--- WHAT TO PRODUCE ---
Each record is to be transcribed exactly.

━━━━━ INFORMATION SHOWN ━━━━━

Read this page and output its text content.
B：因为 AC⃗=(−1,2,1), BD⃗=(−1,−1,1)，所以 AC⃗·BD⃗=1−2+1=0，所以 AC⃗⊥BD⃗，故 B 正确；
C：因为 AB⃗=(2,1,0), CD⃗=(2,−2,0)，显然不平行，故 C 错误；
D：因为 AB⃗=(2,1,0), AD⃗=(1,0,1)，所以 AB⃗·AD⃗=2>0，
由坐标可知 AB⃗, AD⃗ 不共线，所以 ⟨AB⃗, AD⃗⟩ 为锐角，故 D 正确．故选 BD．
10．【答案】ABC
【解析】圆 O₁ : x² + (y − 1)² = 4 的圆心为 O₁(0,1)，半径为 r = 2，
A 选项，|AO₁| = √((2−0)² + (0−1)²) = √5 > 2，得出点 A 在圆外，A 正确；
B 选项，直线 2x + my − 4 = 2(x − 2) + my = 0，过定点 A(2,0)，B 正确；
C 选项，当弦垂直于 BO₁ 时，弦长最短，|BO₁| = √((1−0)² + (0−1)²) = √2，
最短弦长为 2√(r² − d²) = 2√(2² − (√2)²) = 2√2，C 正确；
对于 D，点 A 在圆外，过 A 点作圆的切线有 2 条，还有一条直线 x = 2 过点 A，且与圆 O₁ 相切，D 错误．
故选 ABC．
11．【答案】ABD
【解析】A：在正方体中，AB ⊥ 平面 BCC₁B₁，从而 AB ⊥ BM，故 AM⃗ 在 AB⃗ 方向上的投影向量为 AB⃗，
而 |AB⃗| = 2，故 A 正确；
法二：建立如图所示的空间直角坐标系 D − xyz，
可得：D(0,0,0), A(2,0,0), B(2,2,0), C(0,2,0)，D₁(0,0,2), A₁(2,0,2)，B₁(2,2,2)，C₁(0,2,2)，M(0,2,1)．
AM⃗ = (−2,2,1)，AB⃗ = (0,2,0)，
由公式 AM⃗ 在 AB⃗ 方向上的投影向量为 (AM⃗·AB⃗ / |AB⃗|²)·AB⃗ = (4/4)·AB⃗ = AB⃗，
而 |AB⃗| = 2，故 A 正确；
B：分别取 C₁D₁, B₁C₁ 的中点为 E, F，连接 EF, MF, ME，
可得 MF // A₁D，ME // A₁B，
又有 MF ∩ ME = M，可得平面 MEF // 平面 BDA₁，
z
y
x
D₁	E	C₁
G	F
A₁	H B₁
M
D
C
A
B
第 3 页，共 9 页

━━━━━

--- PROBLEM SOLUTION ---
Read this page and output its text content.
B：因为 AC⃗=(−1,2,1), BD⃗=(−1,−1,1)，所以 AC⃗·BD⃗=1−2+1=0，所以 AC⃗⊥BD⃗，故 B 正确；
C：因为 AB⃗=(2,1,0), CD⃗=(2,−2,0)，显然不平行，故 C 错误；
D：因为 AB⃗=(2,1,0), AD⃗=(1,0,1)，所以 AB⃗·AD⃗=2>0，
由坐标可知 AB⃗, AD⃗ 不共线，所以 ⟨AB⃗, AD⃗⟩ 为锐角，故 D 正确．故选 BD．
10．【答案】ABC
【解析】圆 O₁ : x² + (y − 1)² = 4 的圆心为 O₁(0,1)，半径为 r = 2，
A 选项，|AO₁| = √((2−0)² + (0−1)²) = √5 > 2，得出点 A 在圆外，A 正确；
B 选项，直线 2x + my − 4 = 2(x − 2) + my = 0，过定点 A(2,0)，B 正确；
C 选项，当弦垂直于 BO₁ 时，弦长最短，|BO₁| = √((1−0)² + (0−1)²) = √2，
最短弦长为 2√(r² − d²) = 2√(2² − (√2)²) = 2√2，C 正确；
对于 D，点 A 在圆外，过 A 点作圆的切线有 2 条，还有一条直线 x = 2 过点 A，且与圆 O₁ 相切，D 错误．
故选 ABC．
11．【答案】ABD
【解析】A：在正方体中，AB ⊥ 平面 BCC₁B₁，从而 AB ⊥ BM，故 AM⃗ 在 AB⃗ 方向上的投影向量为 AB⃗，
而 |AB⃗| = 2，故 A 正确；
法二：建立如图所示的空间直角坐标系 D − xyz，
可得：D(0,0,0), A(2,0,0), B(2,2,0), C(0,2,0)，D₁(0,0,2), A₁(2,0,2)，B₁(2,2,2)，C₁(0,2,2)，M(0,2,1)．
AM⃗ = (−2,2,1)，AB⃗ = (0,2,0)，
由公式 AM⃗ 在 AB⃗ 方向上的投影向量为 (AM⃗·AB⃗ / |AB⃗|²)·AB⃗ = (4/4)·AB⃗ = AB⃗，
而 |AB⃗| = 2，故 A 正确；
B：分别取 C₁D₁, B₁C₁ 的中点为 E, F，连接 EF, MF, ME，
可得 MF // A₁D，ME // A₁B，
又有 MF ∩ ME = M，可得平面 MEF // 平面 BDA₁，
z
y
x
D₁	E	C₁
G	F
A₁	H B₁
M
D
C
A
B
第 3 页，共 9 页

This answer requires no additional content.